→ **Challenge**
In the listing below, identify each line with the word "median" and return those lines.

→ **Supplied information**
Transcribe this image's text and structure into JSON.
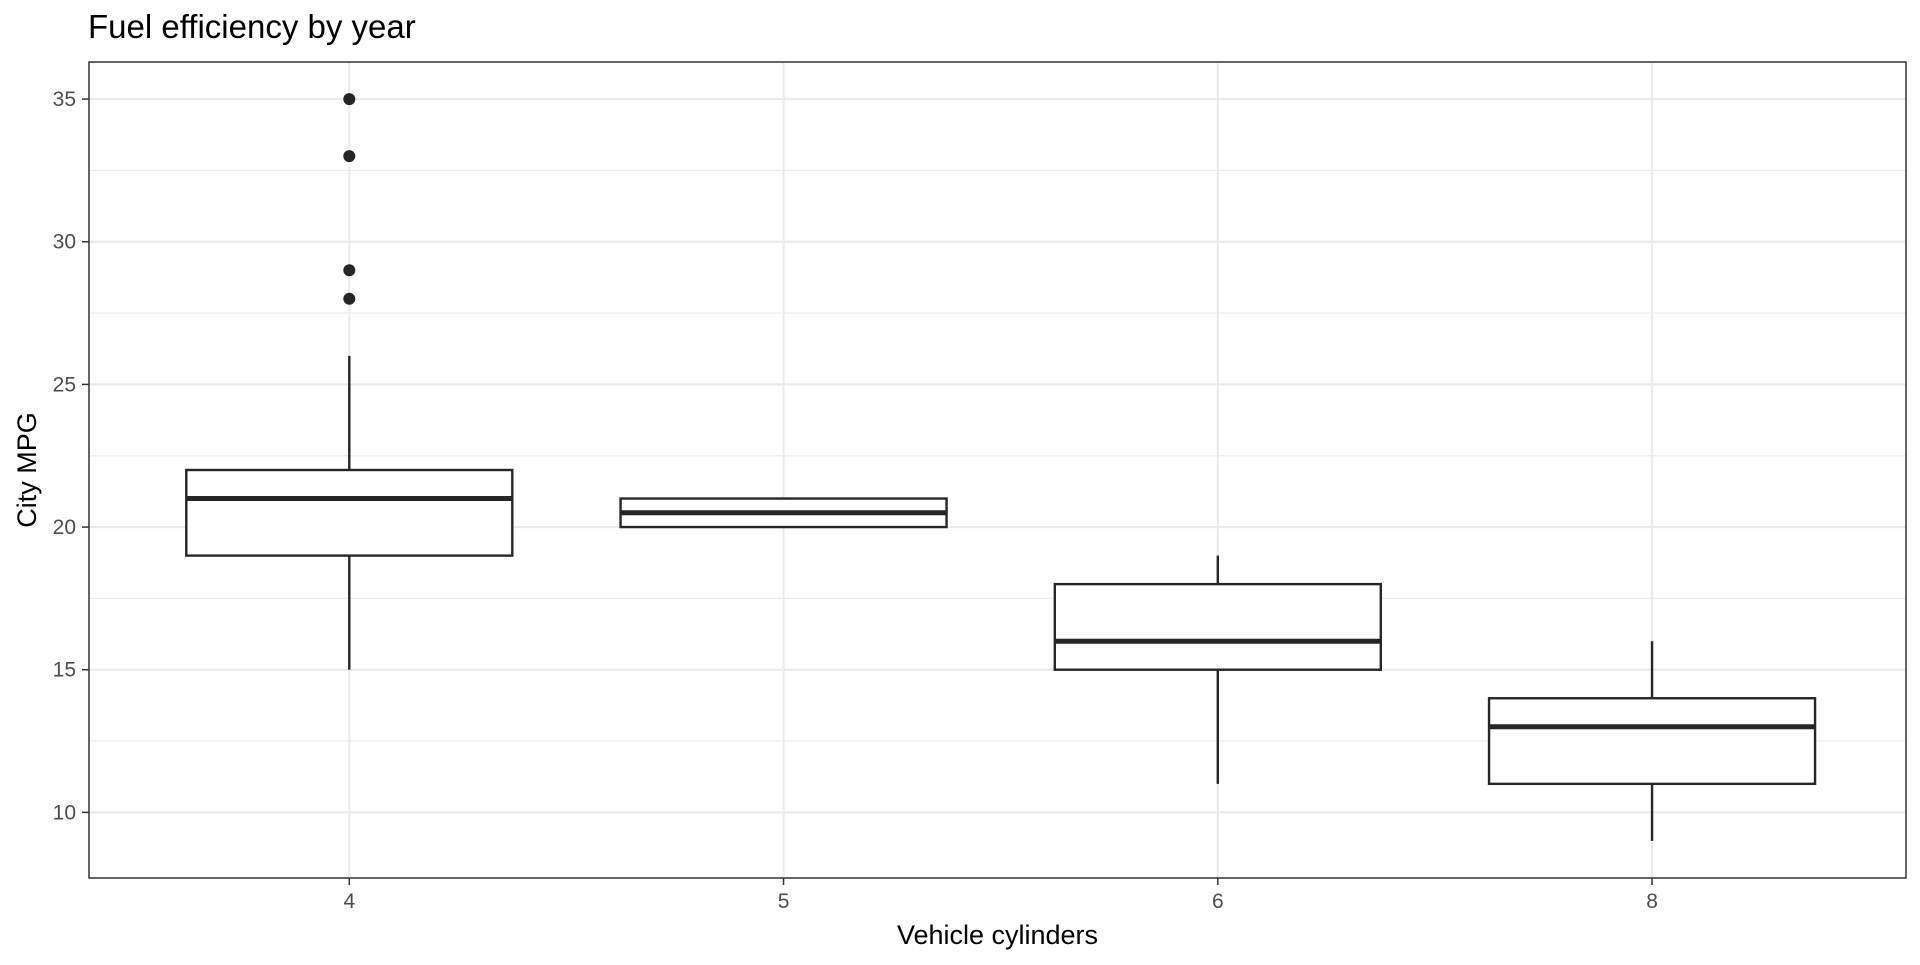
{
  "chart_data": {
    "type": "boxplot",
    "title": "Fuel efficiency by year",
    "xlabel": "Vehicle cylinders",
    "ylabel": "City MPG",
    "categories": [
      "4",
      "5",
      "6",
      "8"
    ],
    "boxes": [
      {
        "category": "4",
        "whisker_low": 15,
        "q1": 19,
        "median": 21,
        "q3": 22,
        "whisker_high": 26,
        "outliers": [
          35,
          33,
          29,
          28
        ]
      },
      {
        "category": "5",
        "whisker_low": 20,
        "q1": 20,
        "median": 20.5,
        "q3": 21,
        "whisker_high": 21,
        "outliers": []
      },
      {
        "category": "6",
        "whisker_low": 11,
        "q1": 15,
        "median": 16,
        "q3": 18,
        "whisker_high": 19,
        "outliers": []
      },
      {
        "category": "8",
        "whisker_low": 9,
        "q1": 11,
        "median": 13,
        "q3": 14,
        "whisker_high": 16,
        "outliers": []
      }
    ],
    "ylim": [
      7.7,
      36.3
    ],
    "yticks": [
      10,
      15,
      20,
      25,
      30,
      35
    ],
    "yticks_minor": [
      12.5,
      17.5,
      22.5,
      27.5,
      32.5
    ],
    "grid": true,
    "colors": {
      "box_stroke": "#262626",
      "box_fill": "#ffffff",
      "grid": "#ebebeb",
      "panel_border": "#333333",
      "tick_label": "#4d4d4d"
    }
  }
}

→ **Solution for this exercise**
        "median": 21,
        "median": 20.5,
        "median": 16,
        "median": 13,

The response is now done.